**Selected text:**
┄┄┄┄┄┄┄┄┄┄┄┄┄┄┄┄┄┄┄┄
I can't find any difference between GridUnload/ GridDestroy or do I something wrong?
I use jqGrid 3.8.
To be able to create jqGrid on the page you have to insert an empty <table> element on the place of the page where you want see the grid. The simplest example of the table element is <table id="mygrid"></table>.
The empty <table> element itself will be not seen on the page till you call $('#mygrid').jqGrid({...}) and the grid elements like column headers will be created.
The method GridDestroy works like jQuery.remove. It deletes all elements which belong to the grid inclusve the <table> element.
The method GridUnload on the other hand delete all, but the empty <table> element stay on the page. So you are able to create new grid on the same place. The method GridUnload is very usefull if you need create on one place different grids depend on different conditions. Look at the old answer with the demo. The demo shows how two different grids can by dynamically created on the same place. If you would be just replace GridUnload in the code to GridDestroy the demo will be not work: after destroying of the first grid no other grids will be created on the same place.
In addition to Oleg's answer I would like to point out that GridUnload does a little more that just remove the grid from the table. It removes the original HTML table element(and the pager), and ads an identical one in its place(at least in 4.5.4 it does).
This means that if you attached some event handlers to the table HTML element(i.e with jquery on, like ('#gridID').on('event','selector',handler)) they will also be removed. Consiquently the events will not fire on the new grid if you replace the old grid with a new one...
Oleg's answer works fine for me as long as I have no Group headers.
When I add group header row with 'setGroupHeaders'
the results of a 'GridUnload' followed by a $('#mygrid').jqGrid({...}) are not consistent.
It works fine in Chrome but not in IE11.
In IE11, each 'jqg-third-row-header' item ends up rendered on different rows (diagonally).
I am using free-jqGrid:query.jqgrid.src.js version 4.13.4 for debugging.
I traced the problem down to code, in this file, that begins with line 9936:
if (o.useColSpanStyle) {
// Increase the height of resizing span of visible headers
$htable.find("span.ui-jqgrid-resize").each(function () {
var $parent = $(this).parent();
if ($parent.is(":visible")) {
this.style.cssText = "height:" + $parent.height() + "px !important; cursor:col-resize;";
//this.style.cssText = "height:" + $parent.css('line-height'); + "px !important;cursor:col-resize;";
}
});
// Set position of the sortable div (the main lable)
┄┄┄┄┄┄┄┄┄┄┄┄┄┄┄┄┄┄┄┄
Stored data entries:
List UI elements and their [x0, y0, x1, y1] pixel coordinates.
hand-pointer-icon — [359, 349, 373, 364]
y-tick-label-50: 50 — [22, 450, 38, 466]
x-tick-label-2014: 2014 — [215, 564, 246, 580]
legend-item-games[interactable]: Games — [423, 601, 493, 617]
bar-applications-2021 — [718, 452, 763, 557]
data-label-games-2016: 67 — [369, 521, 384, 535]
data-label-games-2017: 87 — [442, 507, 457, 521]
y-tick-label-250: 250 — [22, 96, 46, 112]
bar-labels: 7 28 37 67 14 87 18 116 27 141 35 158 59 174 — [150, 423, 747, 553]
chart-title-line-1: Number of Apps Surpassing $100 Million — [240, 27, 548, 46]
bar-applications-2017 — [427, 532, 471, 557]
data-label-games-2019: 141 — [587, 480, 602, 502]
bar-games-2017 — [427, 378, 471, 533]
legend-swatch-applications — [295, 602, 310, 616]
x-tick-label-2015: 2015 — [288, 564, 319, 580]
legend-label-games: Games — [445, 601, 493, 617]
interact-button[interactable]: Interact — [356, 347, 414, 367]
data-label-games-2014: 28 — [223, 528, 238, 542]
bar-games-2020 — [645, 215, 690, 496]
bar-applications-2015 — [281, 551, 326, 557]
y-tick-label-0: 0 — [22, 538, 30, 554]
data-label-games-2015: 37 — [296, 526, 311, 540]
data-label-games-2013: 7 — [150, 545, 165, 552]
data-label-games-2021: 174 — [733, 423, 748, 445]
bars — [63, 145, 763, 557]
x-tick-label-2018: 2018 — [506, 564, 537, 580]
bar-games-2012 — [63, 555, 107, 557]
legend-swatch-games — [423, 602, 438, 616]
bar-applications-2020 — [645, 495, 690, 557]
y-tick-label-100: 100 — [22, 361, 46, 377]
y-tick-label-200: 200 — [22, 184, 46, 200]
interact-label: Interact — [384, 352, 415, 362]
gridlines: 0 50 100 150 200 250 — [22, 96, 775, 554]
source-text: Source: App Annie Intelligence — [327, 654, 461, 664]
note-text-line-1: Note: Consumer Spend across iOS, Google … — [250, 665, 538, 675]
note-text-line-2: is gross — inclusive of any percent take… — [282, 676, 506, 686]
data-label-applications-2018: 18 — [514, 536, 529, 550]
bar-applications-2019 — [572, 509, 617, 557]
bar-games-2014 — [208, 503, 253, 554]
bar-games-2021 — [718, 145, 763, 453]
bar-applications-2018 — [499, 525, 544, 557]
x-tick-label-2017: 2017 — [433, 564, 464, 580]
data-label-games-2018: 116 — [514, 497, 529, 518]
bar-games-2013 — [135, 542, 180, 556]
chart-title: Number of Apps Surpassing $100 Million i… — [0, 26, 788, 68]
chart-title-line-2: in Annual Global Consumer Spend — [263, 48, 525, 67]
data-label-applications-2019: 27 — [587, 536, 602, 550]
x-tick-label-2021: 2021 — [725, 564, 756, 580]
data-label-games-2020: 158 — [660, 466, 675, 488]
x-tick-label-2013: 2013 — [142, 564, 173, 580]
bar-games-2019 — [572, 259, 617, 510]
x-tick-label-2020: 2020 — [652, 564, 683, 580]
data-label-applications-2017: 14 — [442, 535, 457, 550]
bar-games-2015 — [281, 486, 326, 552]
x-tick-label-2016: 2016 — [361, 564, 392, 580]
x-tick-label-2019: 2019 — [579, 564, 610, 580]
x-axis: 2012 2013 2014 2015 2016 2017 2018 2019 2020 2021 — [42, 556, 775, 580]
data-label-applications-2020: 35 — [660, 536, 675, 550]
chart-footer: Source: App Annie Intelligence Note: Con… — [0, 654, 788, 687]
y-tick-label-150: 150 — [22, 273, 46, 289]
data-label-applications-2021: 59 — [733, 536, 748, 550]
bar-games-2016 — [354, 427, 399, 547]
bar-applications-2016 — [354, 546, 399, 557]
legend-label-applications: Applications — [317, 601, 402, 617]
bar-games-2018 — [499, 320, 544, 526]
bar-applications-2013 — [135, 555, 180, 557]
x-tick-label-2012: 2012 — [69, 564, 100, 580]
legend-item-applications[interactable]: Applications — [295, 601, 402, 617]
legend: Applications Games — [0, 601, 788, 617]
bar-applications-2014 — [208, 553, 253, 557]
┄┄┄┄┄┄┄┄┄┄┄┄┄┄┄┄┄┄┄┄
**Description of the task:**
Can you write what comes next in the discussion of jqGrid's GridUnload and GridDestroy, picking up right after its last line? You won't need the data.

**Answer for this exercise:**
// with the column header text to the middle of the cell.
// One should not do this for hidden headers.
$htable.find(".ui-th-column>div").each(function () {
var $ts = $(this), $parent = $ts.parent();
if ($parent.is(":visible") && $parent.is(":has(span.ui-jqgrid-resize)") && !($ts.hasClass("ui-jqgrid-rotate") || $ts.hasClass("ui-jqgrid-rotateOldIE"))) {
// !!! it seems be wrong now
$ts.css("top", ($parent.height() - $ts.outerHeight(true)) / 2 + "px");
// $ts.css("top", ($parent.css('line-height') - $ts.css('line-height')) / 2 + "px");
}
});
}
$(ts).triggerHandler("jqGridAfterSetGroupHeaders");
});
This code sets the height and top css values related to each 'jqg-third-row-header' item. This leads to a tall and diagonal layout of the 'jqg-third-row-header'
Potential Bug:.
The $parent.height() and $ts.height() methods, above, return the former jqGrid table height in IE11. In Chrome they return the 'th' computed height(top = 0).
I added and tested the 2 commented lines that use line-height.
IE11 works fine when line-height is used.
I do not completely understand the JqGrid resize logic, so this may not be a fix.
Alternate Solution:
If you specify.
colModel:
{
label: 'D',
name: 'W',
width: 6,
align: 'center',
resizable:false //required for IE11 multiple calls to this init()
},
When resizable is false the code above is not encountered and the height and top are not set.
Oleg's jqGrid is a very nice control. Perhaps he can test his demo grid with a groupheader on IE11.